→ 課題の指示
下の記録のうち、「battery B1 cell1 short」を含む行から「LED D1 triangle (anode) — [132, 92, 149, 103]」を含む行までを、両端の行も含めて一字も変えずに書き出す。

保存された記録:
#####

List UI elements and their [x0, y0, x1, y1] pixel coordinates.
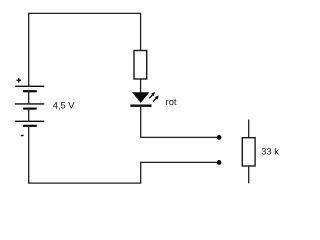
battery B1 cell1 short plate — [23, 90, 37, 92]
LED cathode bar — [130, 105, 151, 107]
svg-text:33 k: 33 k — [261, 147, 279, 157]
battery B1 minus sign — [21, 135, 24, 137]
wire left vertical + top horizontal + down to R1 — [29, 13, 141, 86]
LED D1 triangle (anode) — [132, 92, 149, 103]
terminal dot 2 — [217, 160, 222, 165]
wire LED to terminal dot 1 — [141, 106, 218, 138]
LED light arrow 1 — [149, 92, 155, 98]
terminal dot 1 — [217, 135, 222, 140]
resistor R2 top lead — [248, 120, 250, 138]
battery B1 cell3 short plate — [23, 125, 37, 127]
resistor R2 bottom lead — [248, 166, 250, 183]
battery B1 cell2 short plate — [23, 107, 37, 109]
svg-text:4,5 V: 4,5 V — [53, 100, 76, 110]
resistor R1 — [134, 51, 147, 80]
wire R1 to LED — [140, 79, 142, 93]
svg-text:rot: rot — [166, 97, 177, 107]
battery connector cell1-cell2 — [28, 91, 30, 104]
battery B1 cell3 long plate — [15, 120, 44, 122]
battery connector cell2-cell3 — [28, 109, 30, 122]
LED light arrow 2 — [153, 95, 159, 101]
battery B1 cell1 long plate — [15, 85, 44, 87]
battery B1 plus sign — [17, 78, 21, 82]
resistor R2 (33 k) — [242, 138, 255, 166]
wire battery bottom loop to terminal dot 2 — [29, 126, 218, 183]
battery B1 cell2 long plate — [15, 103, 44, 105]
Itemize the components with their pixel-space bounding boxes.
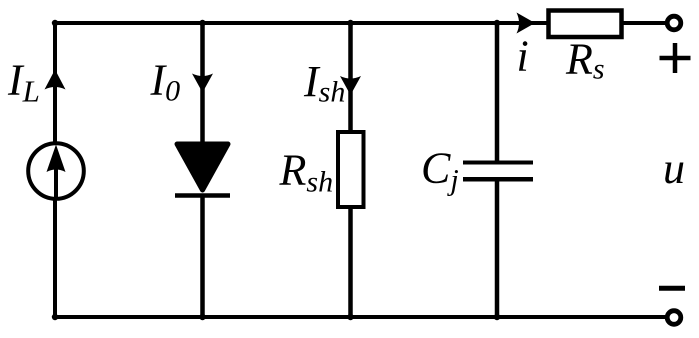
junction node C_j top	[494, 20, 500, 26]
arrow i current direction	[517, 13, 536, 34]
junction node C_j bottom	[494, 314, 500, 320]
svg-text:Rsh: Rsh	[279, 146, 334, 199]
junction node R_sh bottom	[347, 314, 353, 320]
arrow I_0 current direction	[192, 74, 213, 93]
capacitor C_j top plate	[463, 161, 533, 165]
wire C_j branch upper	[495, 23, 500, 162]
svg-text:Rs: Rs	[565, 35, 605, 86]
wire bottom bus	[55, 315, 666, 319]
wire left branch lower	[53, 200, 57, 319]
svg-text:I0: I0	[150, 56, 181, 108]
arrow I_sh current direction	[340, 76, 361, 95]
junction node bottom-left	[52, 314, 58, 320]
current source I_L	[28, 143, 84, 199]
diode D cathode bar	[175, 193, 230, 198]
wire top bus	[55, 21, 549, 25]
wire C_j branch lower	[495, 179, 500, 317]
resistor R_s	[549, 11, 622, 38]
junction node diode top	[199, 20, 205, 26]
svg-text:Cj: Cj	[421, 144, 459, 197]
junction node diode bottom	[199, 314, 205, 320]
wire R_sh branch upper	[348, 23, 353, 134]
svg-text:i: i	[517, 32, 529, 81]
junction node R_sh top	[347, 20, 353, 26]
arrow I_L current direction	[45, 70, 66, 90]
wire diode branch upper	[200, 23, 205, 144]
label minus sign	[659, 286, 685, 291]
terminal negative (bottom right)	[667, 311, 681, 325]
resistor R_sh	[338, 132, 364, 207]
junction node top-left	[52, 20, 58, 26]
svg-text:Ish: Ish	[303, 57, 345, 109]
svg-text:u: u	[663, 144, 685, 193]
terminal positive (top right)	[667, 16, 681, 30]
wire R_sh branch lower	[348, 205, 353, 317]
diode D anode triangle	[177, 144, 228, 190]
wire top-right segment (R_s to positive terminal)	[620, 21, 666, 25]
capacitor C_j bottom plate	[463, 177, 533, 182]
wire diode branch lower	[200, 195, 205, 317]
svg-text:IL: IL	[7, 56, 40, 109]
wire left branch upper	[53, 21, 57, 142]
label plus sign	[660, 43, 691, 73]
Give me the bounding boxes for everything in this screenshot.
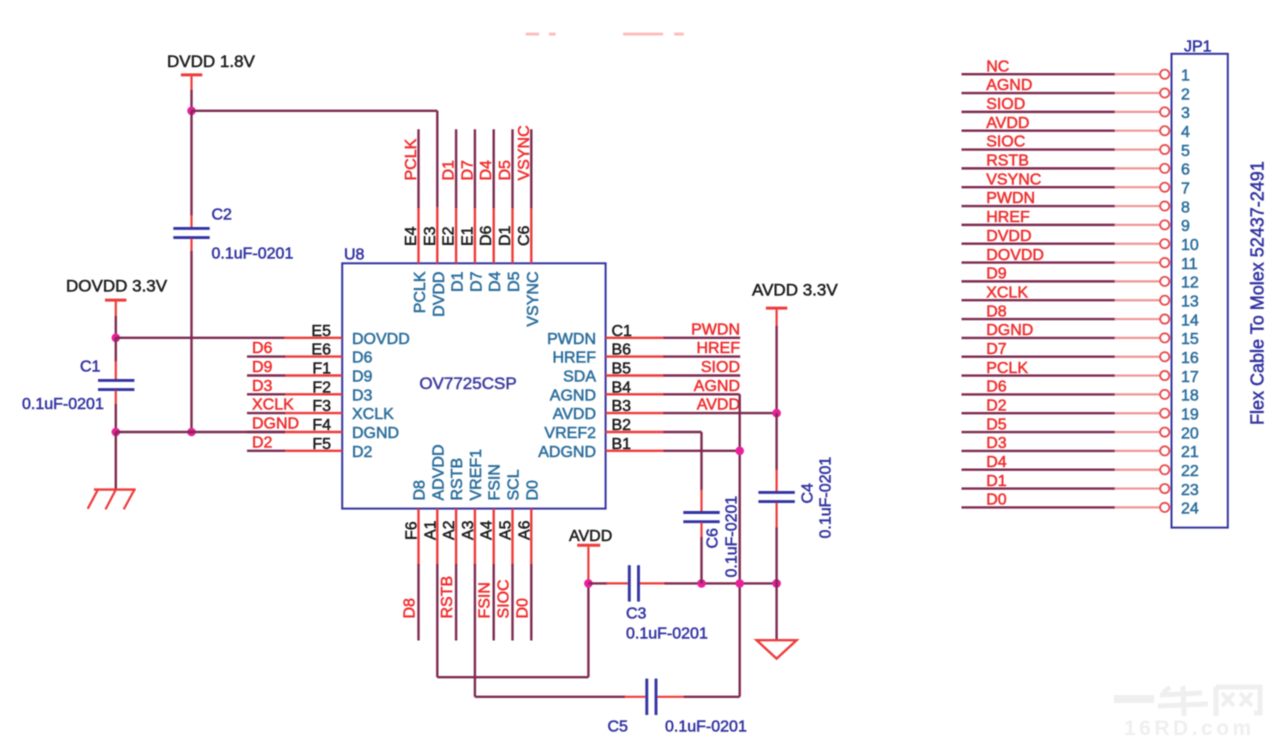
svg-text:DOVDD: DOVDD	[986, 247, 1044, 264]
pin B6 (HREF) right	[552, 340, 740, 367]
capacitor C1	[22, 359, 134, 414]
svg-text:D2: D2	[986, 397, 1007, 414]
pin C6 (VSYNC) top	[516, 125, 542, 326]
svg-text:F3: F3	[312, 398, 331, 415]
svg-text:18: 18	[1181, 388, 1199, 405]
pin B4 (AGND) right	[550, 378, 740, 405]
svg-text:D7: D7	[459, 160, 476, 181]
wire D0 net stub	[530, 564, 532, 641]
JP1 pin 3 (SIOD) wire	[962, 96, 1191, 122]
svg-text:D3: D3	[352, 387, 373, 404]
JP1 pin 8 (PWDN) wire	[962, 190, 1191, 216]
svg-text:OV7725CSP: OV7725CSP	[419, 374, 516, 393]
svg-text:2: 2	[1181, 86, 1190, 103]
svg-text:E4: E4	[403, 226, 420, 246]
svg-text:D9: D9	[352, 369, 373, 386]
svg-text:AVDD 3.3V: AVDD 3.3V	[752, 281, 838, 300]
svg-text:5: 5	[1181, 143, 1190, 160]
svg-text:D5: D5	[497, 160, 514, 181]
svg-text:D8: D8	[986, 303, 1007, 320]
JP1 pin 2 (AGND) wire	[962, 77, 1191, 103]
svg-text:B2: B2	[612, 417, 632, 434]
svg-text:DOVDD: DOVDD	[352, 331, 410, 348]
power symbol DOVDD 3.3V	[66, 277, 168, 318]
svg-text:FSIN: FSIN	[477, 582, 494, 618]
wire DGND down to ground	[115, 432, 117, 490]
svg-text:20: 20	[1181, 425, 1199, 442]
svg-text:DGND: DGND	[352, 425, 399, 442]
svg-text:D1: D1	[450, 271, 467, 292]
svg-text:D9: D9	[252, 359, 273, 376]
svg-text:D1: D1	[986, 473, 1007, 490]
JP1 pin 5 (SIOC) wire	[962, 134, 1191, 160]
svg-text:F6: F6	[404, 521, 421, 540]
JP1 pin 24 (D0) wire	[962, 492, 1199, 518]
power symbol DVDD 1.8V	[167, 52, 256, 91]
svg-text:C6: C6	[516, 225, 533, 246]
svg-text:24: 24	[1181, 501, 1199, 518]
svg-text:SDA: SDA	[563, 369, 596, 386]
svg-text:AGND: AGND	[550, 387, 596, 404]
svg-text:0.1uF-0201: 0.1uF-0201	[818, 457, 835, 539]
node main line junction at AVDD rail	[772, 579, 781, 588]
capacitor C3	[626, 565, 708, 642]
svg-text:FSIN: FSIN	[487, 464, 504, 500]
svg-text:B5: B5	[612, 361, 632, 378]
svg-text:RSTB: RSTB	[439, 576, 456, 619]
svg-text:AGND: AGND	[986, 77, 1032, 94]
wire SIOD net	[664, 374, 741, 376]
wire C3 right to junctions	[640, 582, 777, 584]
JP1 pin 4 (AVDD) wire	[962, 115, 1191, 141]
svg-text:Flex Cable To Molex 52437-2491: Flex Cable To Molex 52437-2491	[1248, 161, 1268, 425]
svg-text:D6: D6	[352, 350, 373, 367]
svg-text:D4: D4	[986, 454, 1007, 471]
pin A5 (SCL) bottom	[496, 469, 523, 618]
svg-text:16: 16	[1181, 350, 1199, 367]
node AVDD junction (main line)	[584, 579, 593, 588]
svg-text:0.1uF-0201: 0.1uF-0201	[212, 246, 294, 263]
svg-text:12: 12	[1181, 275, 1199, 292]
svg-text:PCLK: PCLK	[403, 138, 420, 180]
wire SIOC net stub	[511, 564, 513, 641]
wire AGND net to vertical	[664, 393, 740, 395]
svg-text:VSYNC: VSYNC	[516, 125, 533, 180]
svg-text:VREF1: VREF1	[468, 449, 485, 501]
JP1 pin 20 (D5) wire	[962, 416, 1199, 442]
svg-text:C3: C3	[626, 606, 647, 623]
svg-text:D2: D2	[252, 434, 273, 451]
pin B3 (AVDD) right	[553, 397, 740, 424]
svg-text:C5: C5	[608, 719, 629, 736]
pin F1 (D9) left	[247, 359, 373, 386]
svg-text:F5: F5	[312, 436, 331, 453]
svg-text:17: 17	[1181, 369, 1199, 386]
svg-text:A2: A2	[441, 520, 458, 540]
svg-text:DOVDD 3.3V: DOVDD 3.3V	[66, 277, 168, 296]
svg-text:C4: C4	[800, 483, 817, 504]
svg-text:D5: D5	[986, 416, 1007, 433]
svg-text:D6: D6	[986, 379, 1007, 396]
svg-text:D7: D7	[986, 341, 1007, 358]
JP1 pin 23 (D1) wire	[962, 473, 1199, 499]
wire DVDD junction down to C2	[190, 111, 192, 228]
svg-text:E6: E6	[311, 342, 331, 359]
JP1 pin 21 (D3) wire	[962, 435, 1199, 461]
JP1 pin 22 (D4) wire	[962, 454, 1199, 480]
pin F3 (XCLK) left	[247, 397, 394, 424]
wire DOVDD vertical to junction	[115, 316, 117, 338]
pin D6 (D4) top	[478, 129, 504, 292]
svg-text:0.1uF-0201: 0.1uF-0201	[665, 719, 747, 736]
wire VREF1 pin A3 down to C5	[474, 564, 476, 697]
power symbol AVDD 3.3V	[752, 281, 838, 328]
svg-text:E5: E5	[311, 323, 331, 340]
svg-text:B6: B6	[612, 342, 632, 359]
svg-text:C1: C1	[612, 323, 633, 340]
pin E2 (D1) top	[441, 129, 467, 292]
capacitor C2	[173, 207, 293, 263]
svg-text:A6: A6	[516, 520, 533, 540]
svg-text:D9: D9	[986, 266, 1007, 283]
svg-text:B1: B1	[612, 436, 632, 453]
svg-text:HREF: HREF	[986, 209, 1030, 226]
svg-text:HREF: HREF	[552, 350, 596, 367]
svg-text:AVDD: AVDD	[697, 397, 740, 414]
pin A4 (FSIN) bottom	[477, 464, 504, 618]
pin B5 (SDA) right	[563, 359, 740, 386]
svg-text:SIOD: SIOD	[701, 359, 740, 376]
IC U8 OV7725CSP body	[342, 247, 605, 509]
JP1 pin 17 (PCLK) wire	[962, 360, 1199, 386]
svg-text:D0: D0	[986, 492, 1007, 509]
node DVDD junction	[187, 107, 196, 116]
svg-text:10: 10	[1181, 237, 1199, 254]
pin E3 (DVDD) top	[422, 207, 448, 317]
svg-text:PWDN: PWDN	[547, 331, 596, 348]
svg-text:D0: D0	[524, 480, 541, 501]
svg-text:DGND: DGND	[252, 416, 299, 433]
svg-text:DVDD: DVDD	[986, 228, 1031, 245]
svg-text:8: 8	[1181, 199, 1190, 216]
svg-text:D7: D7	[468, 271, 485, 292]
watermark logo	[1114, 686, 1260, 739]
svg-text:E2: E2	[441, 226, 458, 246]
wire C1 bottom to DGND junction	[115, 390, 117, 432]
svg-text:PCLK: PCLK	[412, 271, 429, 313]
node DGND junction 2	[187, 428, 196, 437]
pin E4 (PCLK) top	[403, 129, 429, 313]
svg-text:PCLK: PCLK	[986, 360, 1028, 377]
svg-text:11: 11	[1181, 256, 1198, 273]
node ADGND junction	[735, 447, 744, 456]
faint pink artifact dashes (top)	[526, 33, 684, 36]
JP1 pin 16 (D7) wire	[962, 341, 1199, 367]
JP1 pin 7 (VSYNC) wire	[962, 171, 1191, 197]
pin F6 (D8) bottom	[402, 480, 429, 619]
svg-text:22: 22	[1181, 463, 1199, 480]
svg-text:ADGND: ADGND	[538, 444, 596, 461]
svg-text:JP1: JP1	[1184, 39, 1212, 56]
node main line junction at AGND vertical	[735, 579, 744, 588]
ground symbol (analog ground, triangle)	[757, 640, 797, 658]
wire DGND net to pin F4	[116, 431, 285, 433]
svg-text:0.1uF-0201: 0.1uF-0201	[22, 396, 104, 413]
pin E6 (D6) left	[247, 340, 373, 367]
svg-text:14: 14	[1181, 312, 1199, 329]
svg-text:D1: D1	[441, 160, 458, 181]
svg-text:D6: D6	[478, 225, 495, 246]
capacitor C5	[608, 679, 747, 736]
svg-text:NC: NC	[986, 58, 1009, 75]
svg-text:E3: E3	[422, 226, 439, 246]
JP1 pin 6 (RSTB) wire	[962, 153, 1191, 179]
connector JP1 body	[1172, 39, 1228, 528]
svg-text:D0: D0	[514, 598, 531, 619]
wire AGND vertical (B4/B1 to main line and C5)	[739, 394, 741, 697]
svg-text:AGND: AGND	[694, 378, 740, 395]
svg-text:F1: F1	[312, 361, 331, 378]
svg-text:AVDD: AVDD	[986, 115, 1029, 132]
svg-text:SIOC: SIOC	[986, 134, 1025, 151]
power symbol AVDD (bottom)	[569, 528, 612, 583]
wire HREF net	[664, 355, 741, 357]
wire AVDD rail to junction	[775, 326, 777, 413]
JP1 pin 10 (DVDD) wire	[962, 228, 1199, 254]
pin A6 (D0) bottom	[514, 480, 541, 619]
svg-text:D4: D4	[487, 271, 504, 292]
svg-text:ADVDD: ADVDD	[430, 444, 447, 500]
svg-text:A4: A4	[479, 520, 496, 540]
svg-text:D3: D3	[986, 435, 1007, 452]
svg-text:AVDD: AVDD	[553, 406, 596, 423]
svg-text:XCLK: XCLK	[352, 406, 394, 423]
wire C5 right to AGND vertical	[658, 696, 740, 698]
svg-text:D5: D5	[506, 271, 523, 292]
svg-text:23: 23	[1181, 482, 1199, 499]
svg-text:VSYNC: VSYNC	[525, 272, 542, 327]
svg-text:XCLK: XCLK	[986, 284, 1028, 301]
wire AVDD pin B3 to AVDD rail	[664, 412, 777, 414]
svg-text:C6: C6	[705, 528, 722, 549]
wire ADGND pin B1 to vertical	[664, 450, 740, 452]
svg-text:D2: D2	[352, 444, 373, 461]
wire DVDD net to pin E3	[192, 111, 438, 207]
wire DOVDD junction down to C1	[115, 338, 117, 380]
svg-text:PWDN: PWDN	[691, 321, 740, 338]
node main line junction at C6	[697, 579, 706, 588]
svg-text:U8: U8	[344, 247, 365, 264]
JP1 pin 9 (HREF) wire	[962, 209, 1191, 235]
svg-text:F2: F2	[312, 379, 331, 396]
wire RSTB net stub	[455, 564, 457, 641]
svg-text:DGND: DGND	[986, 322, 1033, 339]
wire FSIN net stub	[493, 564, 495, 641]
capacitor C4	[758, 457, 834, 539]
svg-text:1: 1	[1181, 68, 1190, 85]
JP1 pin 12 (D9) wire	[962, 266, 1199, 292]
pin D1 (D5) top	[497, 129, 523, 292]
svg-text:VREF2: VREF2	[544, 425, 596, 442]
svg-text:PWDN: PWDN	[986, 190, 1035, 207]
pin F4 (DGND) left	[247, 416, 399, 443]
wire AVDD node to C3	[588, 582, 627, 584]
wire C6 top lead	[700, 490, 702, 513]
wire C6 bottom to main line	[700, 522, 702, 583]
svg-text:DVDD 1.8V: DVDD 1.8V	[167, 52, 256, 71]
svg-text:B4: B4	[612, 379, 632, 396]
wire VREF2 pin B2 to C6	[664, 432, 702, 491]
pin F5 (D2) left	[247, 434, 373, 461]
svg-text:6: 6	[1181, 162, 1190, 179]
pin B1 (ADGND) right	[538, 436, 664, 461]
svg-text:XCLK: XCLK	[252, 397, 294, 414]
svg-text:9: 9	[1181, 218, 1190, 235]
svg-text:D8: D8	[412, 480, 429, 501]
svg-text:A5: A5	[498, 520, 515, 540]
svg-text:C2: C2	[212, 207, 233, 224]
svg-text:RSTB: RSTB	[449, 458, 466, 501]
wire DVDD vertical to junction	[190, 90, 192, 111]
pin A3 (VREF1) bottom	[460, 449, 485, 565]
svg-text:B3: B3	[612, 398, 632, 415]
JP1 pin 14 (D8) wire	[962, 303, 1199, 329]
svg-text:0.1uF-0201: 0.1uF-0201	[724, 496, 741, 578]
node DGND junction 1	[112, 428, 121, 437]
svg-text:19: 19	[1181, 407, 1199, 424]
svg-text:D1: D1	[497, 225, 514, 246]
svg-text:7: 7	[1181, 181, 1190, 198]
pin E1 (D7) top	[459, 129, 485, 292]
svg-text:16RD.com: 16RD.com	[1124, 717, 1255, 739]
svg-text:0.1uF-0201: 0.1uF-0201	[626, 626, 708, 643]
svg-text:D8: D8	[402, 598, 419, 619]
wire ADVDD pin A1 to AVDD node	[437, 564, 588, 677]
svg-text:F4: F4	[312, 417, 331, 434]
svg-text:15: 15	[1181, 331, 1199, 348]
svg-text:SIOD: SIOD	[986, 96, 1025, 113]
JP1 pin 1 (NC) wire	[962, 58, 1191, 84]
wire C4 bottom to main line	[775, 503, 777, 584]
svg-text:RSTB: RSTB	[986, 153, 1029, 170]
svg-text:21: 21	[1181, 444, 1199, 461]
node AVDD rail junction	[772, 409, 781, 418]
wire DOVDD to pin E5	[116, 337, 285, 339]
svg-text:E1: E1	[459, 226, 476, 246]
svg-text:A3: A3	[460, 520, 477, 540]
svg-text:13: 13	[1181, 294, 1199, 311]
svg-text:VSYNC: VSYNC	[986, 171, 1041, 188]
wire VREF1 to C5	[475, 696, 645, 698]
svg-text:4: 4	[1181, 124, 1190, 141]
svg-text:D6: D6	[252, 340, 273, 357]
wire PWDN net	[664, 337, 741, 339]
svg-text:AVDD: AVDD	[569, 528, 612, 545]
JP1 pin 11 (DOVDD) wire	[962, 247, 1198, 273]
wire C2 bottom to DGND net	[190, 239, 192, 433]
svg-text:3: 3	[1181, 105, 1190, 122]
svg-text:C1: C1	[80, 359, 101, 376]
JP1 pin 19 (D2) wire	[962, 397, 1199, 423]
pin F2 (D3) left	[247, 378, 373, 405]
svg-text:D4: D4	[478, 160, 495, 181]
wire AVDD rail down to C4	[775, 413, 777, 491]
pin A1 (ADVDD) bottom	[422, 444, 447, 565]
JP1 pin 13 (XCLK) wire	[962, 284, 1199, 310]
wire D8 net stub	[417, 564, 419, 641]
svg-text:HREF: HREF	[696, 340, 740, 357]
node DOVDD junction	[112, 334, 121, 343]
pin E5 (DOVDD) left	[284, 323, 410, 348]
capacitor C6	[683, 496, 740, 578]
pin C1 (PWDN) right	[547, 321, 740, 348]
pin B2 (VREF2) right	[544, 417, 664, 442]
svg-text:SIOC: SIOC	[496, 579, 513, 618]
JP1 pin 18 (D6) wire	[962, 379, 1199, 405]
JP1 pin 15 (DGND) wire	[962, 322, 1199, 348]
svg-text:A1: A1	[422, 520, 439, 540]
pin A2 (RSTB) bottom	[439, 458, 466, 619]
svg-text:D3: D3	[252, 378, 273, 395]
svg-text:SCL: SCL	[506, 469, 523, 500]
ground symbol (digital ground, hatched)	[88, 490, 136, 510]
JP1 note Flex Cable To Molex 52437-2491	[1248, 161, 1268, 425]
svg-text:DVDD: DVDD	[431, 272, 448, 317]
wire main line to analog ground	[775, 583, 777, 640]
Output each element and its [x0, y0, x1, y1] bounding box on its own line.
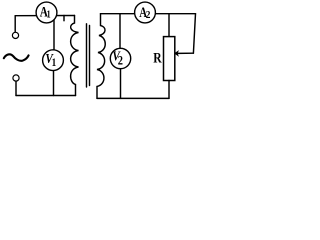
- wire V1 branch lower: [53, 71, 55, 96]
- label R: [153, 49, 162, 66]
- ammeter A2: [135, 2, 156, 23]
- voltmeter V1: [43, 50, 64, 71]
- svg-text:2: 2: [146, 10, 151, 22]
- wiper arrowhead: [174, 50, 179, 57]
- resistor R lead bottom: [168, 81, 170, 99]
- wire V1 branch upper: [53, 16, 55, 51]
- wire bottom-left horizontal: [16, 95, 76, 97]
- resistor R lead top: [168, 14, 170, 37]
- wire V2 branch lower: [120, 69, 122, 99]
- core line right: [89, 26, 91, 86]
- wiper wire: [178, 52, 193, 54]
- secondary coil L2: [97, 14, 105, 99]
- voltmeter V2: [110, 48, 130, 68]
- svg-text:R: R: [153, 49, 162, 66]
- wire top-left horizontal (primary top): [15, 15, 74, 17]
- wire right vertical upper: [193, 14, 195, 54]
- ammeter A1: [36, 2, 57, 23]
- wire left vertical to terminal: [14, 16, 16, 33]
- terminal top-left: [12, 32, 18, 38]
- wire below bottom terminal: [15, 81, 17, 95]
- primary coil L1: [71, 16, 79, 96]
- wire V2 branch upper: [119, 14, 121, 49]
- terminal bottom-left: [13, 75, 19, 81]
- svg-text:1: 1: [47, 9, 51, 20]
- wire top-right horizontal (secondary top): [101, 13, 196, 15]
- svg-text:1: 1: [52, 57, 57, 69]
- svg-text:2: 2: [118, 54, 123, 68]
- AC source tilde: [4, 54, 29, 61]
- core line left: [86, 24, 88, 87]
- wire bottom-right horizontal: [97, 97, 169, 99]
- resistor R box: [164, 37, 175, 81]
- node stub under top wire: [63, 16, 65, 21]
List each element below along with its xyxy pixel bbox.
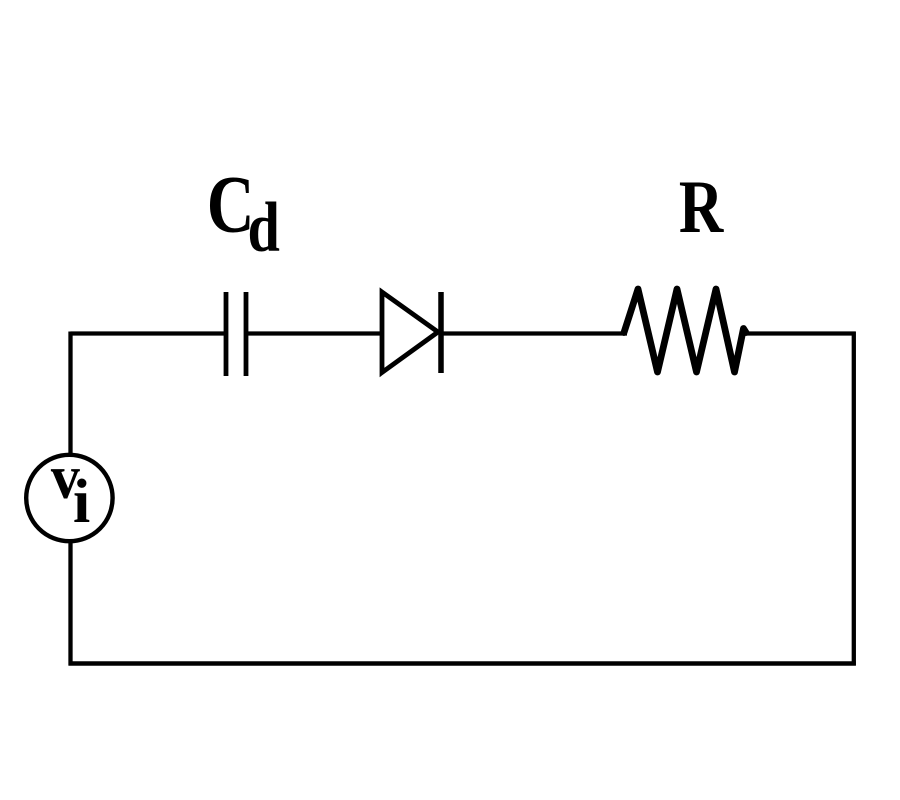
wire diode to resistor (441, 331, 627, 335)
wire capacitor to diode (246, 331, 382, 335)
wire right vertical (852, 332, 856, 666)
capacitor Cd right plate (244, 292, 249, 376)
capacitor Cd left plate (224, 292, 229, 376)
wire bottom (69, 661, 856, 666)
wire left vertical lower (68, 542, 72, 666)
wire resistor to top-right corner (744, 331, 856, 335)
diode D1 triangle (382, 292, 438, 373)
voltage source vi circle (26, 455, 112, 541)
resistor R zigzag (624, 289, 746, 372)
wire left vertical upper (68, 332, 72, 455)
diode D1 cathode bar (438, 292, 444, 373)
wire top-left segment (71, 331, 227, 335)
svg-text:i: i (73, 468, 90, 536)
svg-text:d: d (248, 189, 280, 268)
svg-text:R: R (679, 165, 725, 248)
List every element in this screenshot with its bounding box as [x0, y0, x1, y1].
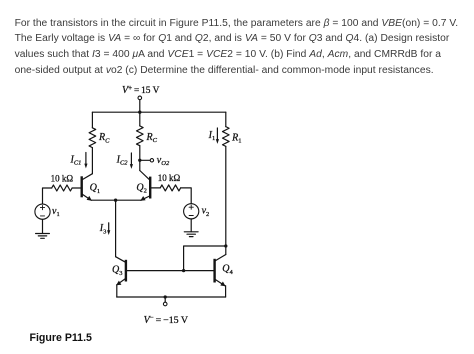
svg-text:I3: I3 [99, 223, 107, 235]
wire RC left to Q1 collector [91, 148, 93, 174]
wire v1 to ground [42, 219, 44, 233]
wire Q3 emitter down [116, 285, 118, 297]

#####

→ この課題の結果
battery B1 cell1 short plate — [23, 90, 37, 92]
LED cathode bar — [130, 105, 151, 107]
svg-text:33 k: 33 k — [261, 147, 279, 157]
battery B1 minus sign — [21, 135, 24, 137]
wire left vertical + top horizontal + down to R1 — [29, 13, 141, 86]
LED D1 triangle (anode) — [132, 92, 149, 103]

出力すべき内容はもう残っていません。